_DIRECTIVE:_ Copy the data that follows exactly. Include no pictures.

_DATA SHOWN:_
○ ○ ○ ○ ○

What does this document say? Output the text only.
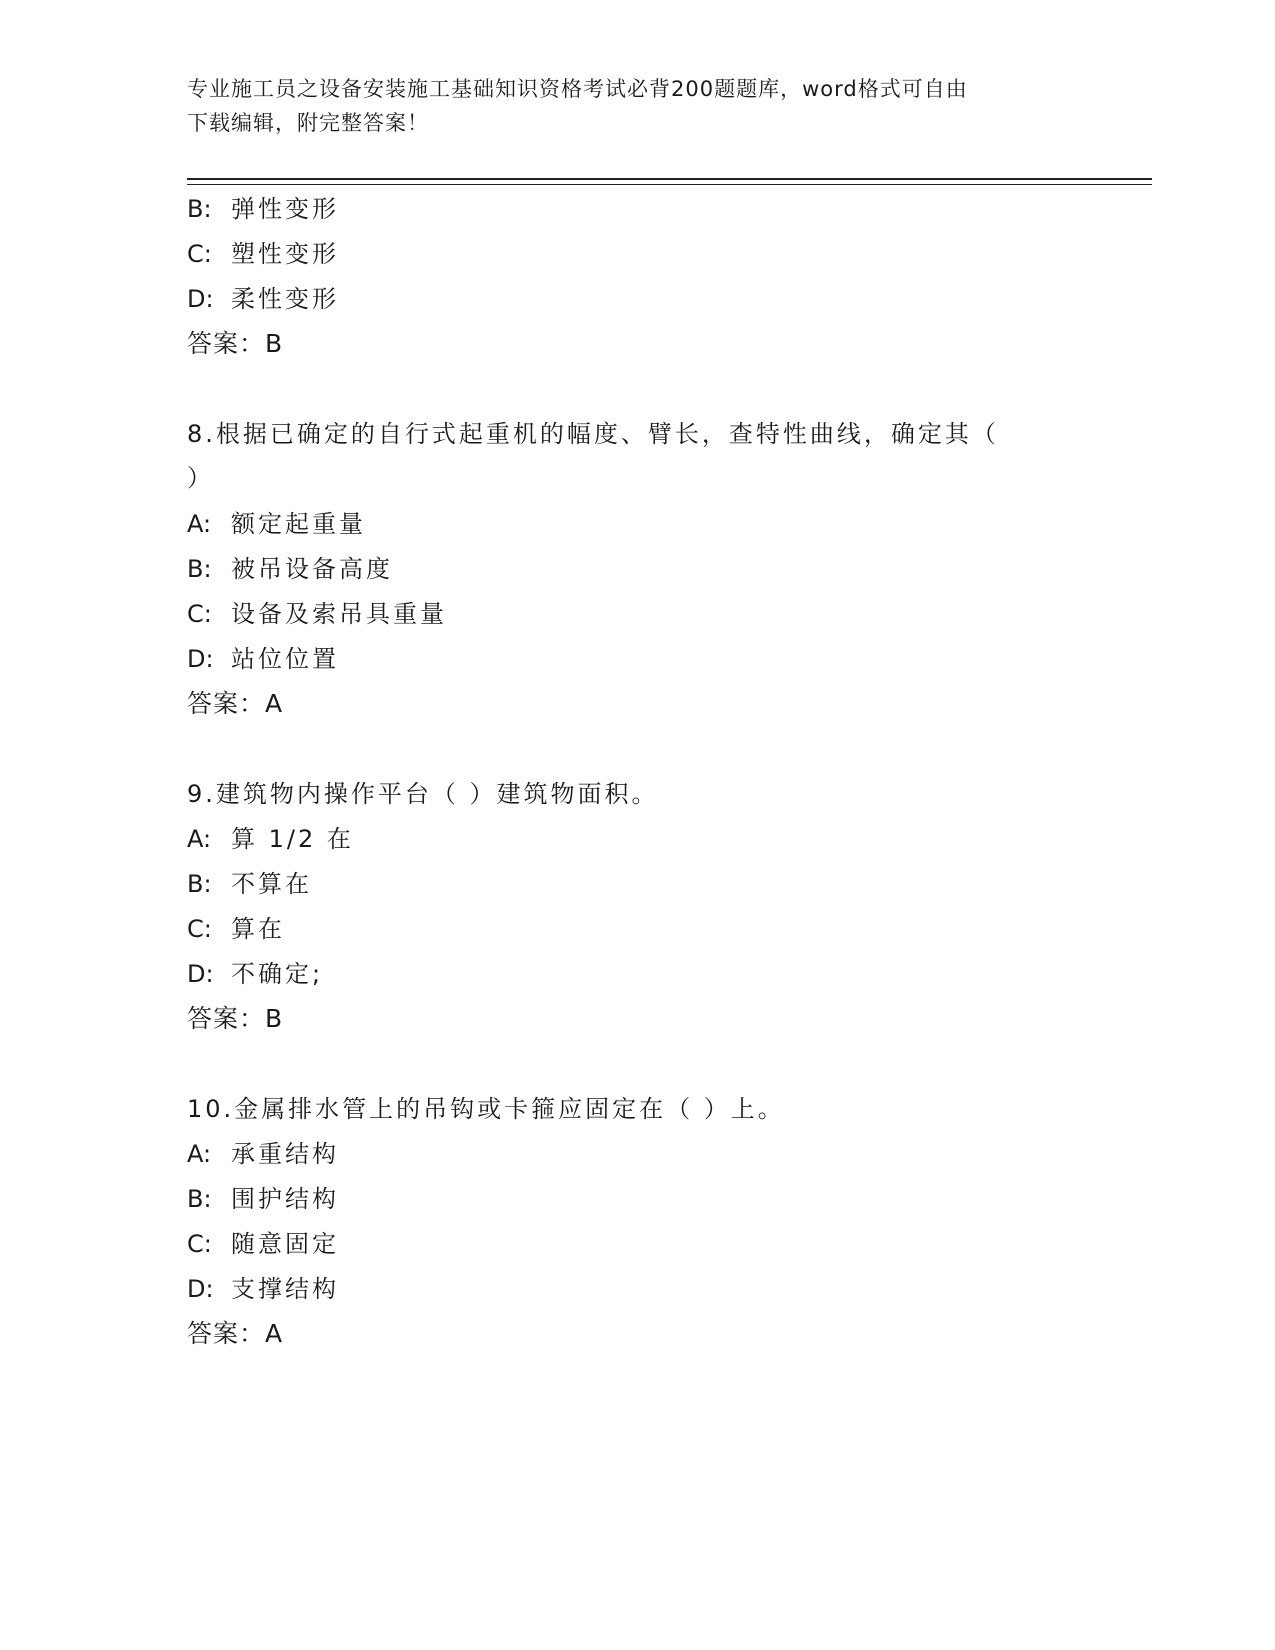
专业施工员之设备安装施工基础知识资格考试必背200题题库，word格式可自由
下载编辑，附完整答案！
B: 弹性变形
C: 塑性变形
D: 柔性变形
答案：B
8.根据已确定的自行式起重机的幅度、臂长，查特性曲线，确定其（
）
A: 额定起重量
B: 被吊设备高度
C: 设备及索吊具重量
D: 站位位置
答案：A
9.建筑物内操作平台（ ）建筑物面积。
A: 算 1/2 在
B: 不算在
C: 算在
D: 不确定;
答案：B
10.金属排水管上的吊钩或卡箍应固定在（ ）上。
A: 承重结构
B: 围护结构
C: 随意固定
D: 支撑结构
答案：A
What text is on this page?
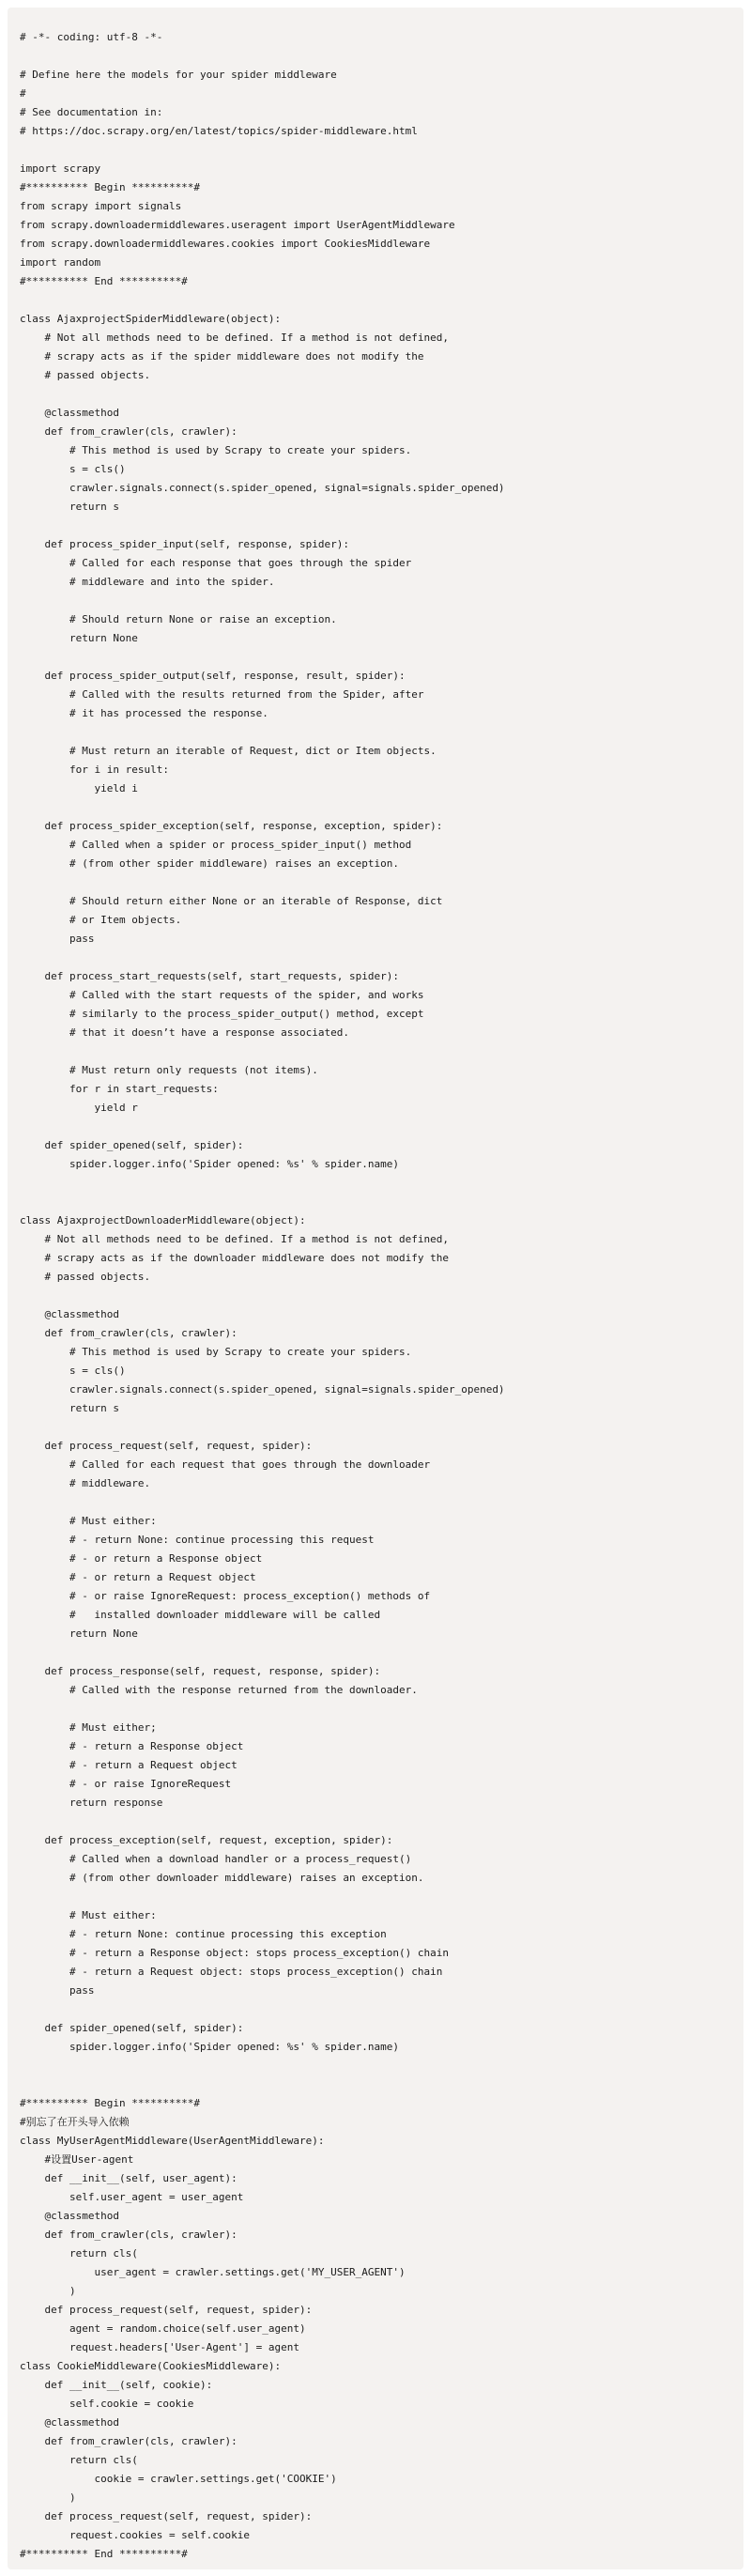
# -*- coding: utf-8 -*-

# Define here the models for your spider middleware
#
# See documentation in:
# https://doc.scrapy.org/en/latest/topics/spider-middleware.html

import scrapy
#********** Begin **********#
from scrapy import signals
from scrapy.downloadermiddlewares.useragent import UserAgentMiddleware
from scrapy.downloadermiddlewares.cookies import CookiesMiddleware
import random
#********** End **********#

class AjaxprojectSpiderMiddleware(object):
# Not all methods need to be defined. If a method is not defined,
# scrapy acts as if the spider middleware does not modify the
# passed objects.

@classmethod
def from_crawler(cls, crawler):
# This method is used by Scrapy to create your spiders.
s = cls()
crawler.signals.connect(s.spider_opened, signal=signals.spider_opened)
return s

def process_spider_input(self, response, spider):
# Called for each response that goes through the spider
# middleware and into the spider.

# Should return None or raise an exception.
return None

def process_spider_output(self, response, result, spider):
# Called with the results returned from the Spider, after
# it has processed the response.

# Must return an iterable of Request, dict or Item objects.
for i in result:
yield i

def process_spider_exception(self, response, exception, spider):
# Called when a spider or process_spider_input() method
# (from other spider middleware) raises an exception.

# Should return either None or an iterable of Response, dict
# or Item objects.
pass

def process_start_requests(self, start_requests, spider):
# Called with the start requests of the spider, and works
# similarly to the process_spider_output() method, except
# that it doesn’t have a response associated.

# Must return only requests (not items).
for r in start_requests:
yield r

def spider_opened(self, spider):
spider.logger.info('Spider opened: %s' % spider.name)

class AjaxprojectDownloaderMiddleware(object):
# Not all methods need to be defined. If a method is not defined,
# scrapy acts as if the downloader middleware does not modify the
# passed objects.

@classmethod
def from_crawler(cls, crawler):
# This method is used by Scrapy to create your spiders.
s = cls()
crawler.signals.connect(s.spider_opened, signal=signals.spider_opened)
return s

def process_request(self, request, spider):
# Called for each request that goes through the downloader
# middleware.

# Must either:
# - return None: continue processing this request
# - or return a Response object
# - or return a Request object
# - or raise IgnoreRequest: process_exception() methods of
#   installed downloader middleware will be called
return None

def process_response(self, request, response, spider):
# Called with the response returned from the downloader.

# Must either;
# - return a Response object
# - return a Request object
# - or raise IgnoreRequest
return response

def process_exception(self, request, exception, spider):
# Called when a download handler or a process_request()
# (from other downloader middleware) raises an exception.

# Must either:
# - return None: continue processing this exception
# - return a Response object: stops process_exception() chain
# - return a Request object: stops process_exception() chain
pass

def spider_opened(self, spider):
spider.logger.info('Spider opened: %s' % spider.name)

#********** Begin **********#
#别忘了在开头导入依赖
class MyUserAgentMiddleware(UserAgentMiddleware):
#设置User-agent
def __init__(self, user_agent):
self.user_agent = user_agent
@classmethod
def from_crawler(cls, crawler):
return cls(
user_agent = crawler.settings.get('MY_USER_AGENT')
)
def process_request(self, request, spider):
agent = random.choice(self.user_agent)
request.headers['User-Agent'] = agent
class CookieMiddleware(CookiesMiddleware):
def __init__(self, cookie):
self.cookie = cookie
@classmethod
def from_crawler(cls, crawler):
return cls(
cookie = crawler.settings.get('COOKIE')
)
def process_request(self, request, spider):
request.cookies = self.cookie
#********** End **********#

○ ○ ○ ○ ○

_FINAL RESULT:_
What does this document say? Output the text only.
专业施工员之设备安装施工基础知识资格考试必背200题题库，word格式可自由
下载编辑，附完整答案！
B: 弹性变形
C: 塑性变形
D: 柔性变形
答案：B
8.根据已确定的自行式起重机的幅度、臂长，查特性曲线，确定其（
）
A: 额定起重量
B: 被吊设备高度
C: 设备及索吊具重量
D: 站位位置
答案：A
9.建筑物内操作平台（ ）建筑物面积。
A: 算 1/2 在
B: 不算在
C: 算在
D: 不确定;
答案：B
10.金属排水管上的吊钩或卡箍应固定在（ ）上。
A: 承重结构
B: 围护结构
C: 随意固定
D: 支撑结构
答案：A
What text is on this page?
# -*- coding: utf-8 -*-

# Define here the models for your spider middleware
#
# See documentation in:
# https://doc.scrapy.org/en/latest/topics/spider-middleware.html

import scrapy
#********** Begin **********#
from scrapy import signals
from scrapy.downloadermiddlewares.useragent import UserAgentMiddleware
from scrapy.downloadermiddlewares.cookies import CookiesMiddleware
import random
#********** End **********#

class AjaxprojectSpiderMiddleware(object):
# Not all methods need to be defined. If a method is not defined,
# scrapy acts as if the spider middleware does not modify the
# passed objects.

@classmethod
def from_crawler(cls, crawler):
# This method is used by Scrapy to create your spiders.
s = cls()
crawler.signals.connect(s.spider_opened, signal=signals.spider_opened)
return s

def process_spider_input(self, response, spider):
# Called for each response that goes through the spider
# middleware and into the spider.

# Should return None or raise an exception.
return None

def process_spider_output(self, response, result, spider):
# Called with the results returned from the Spider, after
# it has processed the response.

# Must return an iterable of Request, dict or Item objects.
for i in result:
yield i

def process_spider_exception(self, response, exception, spider):
# Called when a spider or process_spider_input() method
# (from other spider middleware) raises an exception.

# Should return either None or an iterable of Response, dict
# or Item objects.
pass

def process_start_requests(self, start_requests, spider):
# Called with the start requests of the spider, and works
# similarly to the process_spider_output() method, except
# that it doesn’t have a response associated.

# Must return only requests (not items).
for r in start_requests:
yield r

def spider_opened(self, spider):
spider.logger.info('Spider opened: %s' % spider.name)

class AjaxprojectDownloaderMiddleware(object):
# Not all methods need to be defined. If a method is not defined,
# scrapy acts as if the downloader middleware does not modify the
# passed objects.

@classmethod
def from_crawler(cls, crawler):
# This method is used by Scrapy to create your spiders.
s = cls()
crawler.signals.connect(s.spider_opened, signal=signals.spider_opened)
return s

def process_request(self, request, spider):
# Called for each request that goes through the downloader
# middleware.

# Must either:
# - return None: continue processing this request
# - or return a Response object
# - or return a Request object
# - or raise IgnoreRequest: process_exception() methods of
#   installed downloader middleware will be called
return None

def process_response(self, request, response, spider):
# Called with the response returned from the downloader.

# Must either;
# - return a Response object
# - return a Request object
# - or raise IgnoreRequest
return response

def process_exception(self, request, exception, spider):
# Called when a download handler or a process_request()
# (from other downloader middleware) raises an exception.

# Must either:
# - return None: continue processing this exception
# - return a Response object: stops process_exception() chain
# - return a Request object: stops process_exception() chain
pass

def spider_opened(self, spider):
spider.logger.info('Spider opened: %s' % spider.name)

#********** Begin **********#
#别忘了在开头导入依赖
class MyUserAgentMiddleware(UserAgentMiddleware):
#设置User-agent
def __init__(self, user_agent):
self.user_agent = user_agent
@classmethod
def from_crawler(cls, crawler):
return cls(
user_agent = crawler.settings.get('MY_USER_AGENT')
)
def process_request(self, request, spider):
agent = random.choice(self.user_agent)
request.headers['User-Agent'] = agent
class CookieMiddleware(CookiesMiddleware):
def __init__(self, cookie):
self.cookie = cookie
@classmethod
def from_crawler(cls, crawler):
return cls(
cookie = crawler.settings.get('COOKIE')
)
def process_request(self, request, spider):
request.cookies = self.cookie
#********** End **********#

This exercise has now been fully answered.